→ **PROBLEM TO WORK ON**
Would you copy out the whole listing exactly as given?

Records
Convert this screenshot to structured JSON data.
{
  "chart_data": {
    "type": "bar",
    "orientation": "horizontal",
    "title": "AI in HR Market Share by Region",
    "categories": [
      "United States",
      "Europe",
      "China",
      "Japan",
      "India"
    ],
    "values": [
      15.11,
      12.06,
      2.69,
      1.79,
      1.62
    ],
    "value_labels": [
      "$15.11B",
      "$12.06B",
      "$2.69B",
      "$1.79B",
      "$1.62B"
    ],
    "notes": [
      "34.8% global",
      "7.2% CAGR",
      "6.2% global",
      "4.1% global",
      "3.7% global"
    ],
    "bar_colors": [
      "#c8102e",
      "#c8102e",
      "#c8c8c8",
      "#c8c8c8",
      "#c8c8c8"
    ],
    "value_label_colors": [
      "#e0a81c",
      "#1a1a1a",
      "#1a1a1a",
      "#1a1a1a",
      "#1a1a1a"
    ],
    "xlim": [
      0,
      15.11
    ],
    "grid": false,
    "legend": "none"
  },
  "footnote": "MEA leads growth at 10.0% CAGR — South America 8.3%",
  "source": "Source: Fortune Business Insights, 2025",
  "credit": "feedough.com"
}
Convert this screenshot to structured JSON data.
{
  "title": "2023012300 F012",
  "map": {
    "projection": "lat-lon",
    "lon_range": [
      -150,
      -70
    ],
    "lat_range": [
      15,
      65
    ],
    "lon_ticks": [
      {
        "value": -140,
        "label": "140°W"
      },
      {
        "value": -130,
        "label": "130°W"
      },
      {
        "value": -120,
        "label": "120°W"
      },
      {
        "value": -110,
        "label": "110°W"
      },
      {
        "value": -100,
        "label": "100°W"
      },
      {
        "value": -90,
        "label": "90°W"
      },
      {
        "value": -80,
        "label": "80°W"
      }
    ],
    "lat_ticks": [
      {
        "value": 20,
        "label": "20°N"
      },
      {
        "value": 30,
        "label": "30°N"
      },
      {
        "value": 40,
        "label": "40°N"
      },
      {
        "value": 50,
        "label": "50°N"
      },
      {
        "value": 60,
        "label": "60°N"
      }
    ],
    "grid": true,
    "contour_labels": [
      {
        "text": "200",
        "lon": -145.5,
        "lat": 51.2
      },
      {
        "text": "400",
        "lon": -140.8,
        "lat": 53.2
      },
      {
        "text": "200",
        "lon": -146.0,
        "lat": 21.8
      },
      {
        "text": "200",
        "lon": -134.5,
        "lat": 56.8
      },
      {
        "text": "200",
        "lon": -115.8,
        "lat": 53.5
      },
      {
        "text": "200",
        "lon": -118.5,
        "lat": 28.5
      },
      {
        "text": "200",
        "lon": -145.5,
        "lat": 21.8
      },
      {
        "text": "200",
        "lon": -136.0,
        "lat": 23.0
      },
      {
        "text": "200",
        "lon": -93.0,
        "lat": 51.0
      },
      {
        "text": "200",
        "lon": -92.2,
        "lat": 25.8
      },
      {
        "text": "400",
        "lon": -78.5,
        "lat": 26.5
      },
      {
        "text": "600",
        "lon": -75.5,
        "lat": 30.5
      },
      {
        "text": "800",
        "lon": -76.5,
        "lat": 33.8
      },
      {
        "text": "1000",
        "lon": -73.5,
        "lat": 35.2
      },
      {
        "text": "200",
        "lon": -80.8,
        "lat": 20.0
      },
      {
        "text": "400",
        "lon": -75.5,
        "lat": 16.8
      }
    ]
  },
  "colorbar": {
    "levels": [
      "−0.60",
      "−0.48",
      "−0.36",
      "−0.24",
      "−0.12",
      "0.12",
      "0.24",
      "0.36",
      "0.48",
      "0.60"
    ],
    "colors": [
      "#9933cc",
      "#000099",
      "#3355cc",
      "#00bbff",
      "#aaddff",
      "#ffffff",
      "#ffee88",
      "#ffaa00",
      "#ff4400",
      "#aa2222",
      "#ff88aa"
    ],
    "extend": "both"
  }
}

→ **FINAL RESULT**
Convert this screenshot to structured JSON data.
{
  "chart_data": {
    "type": "bar",
    "orientation": "horizontal",
    "title": "AI in HR Market Share by Region",
    "categories": [
      "United States",
      "Europe",
      "China",
      "Japan",
      "India"
    ],
    "values": [
      15.11,
      12.06,
      2.69,
      1.79,
      1.62
    ],
    "value_labels": [
      "$15.11B",
      "$12.06B",
      "$2.69B",
      "$1.79B",
      "$1.62B"
    ],
    "notes": [
      "34.8% global",
      "7.2% CAGR",
      "6.2% global",
      "4.1% global",
      "3.7% global"
    ],
    "bar_colors": [
      "#c8102e",
      "#c8102e",
      "#c8c8c8",
      "#c8c8c8",
      "#c8c8c8"
    ],
    "value_label_colors": [
      "#e0a81c",
      "#1a1a1a",
      "#1a1a1a",
      "#1a1a1a",
      "#1a1a1a"
    ],
    "xlim": [
      0,
      15.11
    ],
    "grid": false,
    "legend": "none"
  },
  "footnote": "MEA leads growth at 10.0% CAGR — South America 8.3%",
  "source": "Source: Fortune Business Insights, 2025",
  "credit": "feedough.com"
}
Convert this screenshot to structured JSON data.
{
  "title": "2023012300 F012",
  "map": {
    "projection": "lat-lon",
    "lon_range": [
      -150,
      -70
    ],
    "lat_range": [
      15,
      65
    ],
    "lon_ticks": [
      {
        "value": -140,
        "label": "140°W"
      },
      {
        "value": -130,
        "label": "130°W"
      },
      {
        "value": -120,
        "label": "120°W"
      },
      {
        "value": -110,
        "label": "110°W"
      },
      {
        "value": -100,
        "label": "100°W"
      },
      {
        "value": -90,
        "label": "90°W"
      },
      {
        "value": -80,
        "label": "80°W"
      }
    ],
    "lat_ticks": [
      {
        "value": 20,
        "label": "20°N"
      },
      {
        "value": 30,
        "label": "30°N"
      },
      {
        "value": 40,
        "label": "40°N"
      },
      {
        "value": 50,
        "label": "50°N"
      },
      {
        "value": 60,
        "label": "60°N"
      }
    ],
    "grid": true,
    "contour_labels": [
      {
        "text": "200",
        "lon": -145.5,
        "lat": 51.2
      },
      {
        "text": "400",
        "lon": -140.8,
        "lat": 53.2
      },
      {
        "text": "200",
        "lon": -146.0,
        "lat": 21.8
      },
      {
        "text": "200",
        "lon": -134.5,
        "lat": 56.8
      },
      {
        "text": "200",
        "lon": -115.8,
        "lat": 53.5
      },
      {
        "text": "200",
        "lon": -118.5,
        "lat": 28.5
      },
      {
        "text": "200",
        "lon": -145.5,
        "lat": 21.8
      },
      {
        "text": "200",
        "lon": -136.0,
        "lat": 23.0
      },
      {
        "text": "200",
        "lon": -93.0,
        "lat": 51.0
      },
      {
        "text": "200",
        "lon": -92.2,
        "lat": 25.8
      },
      {
        "text": "400",
        "lon": -78.5,
        "lat": 26.5
      },
      {
        "text": "600",
        "lon": -75.5,
        "lat": 30.5
      },
      {
        "text": "800",
        "lon": -76.5,
        "lat": 33.8
      },
      {
        "text": "1000",
        "lon": -73.5,
        "lat": 35.2
      },
      {
        "text": "200",
        "lon": -80.8,
        "lat": 20.0
      },
      {
        "text": "400",
        "lon": -75.5,
        "lat": 16.8
      }
    ]
  },
  "colorbar": {
    "levels": [
      "−0.60",
      "−0.48",
      "−0.36",
      "−0.24",
      "−0.12",
      "0.12",
      "0.24",
      "0.36",
      "0.48",
      "0.60"
    ],
    "colors": [
      "#9933cc",
      "#000099",
      "#3355cc",
      "#00bbff",
      "#aaddff",
      "#ffffff",
      "#ffee88",
      "#ffaa00",
      "#ff4400",
      "#aa2222",
      "#ff88aa"
    ],
    "extend": "both"
  }
}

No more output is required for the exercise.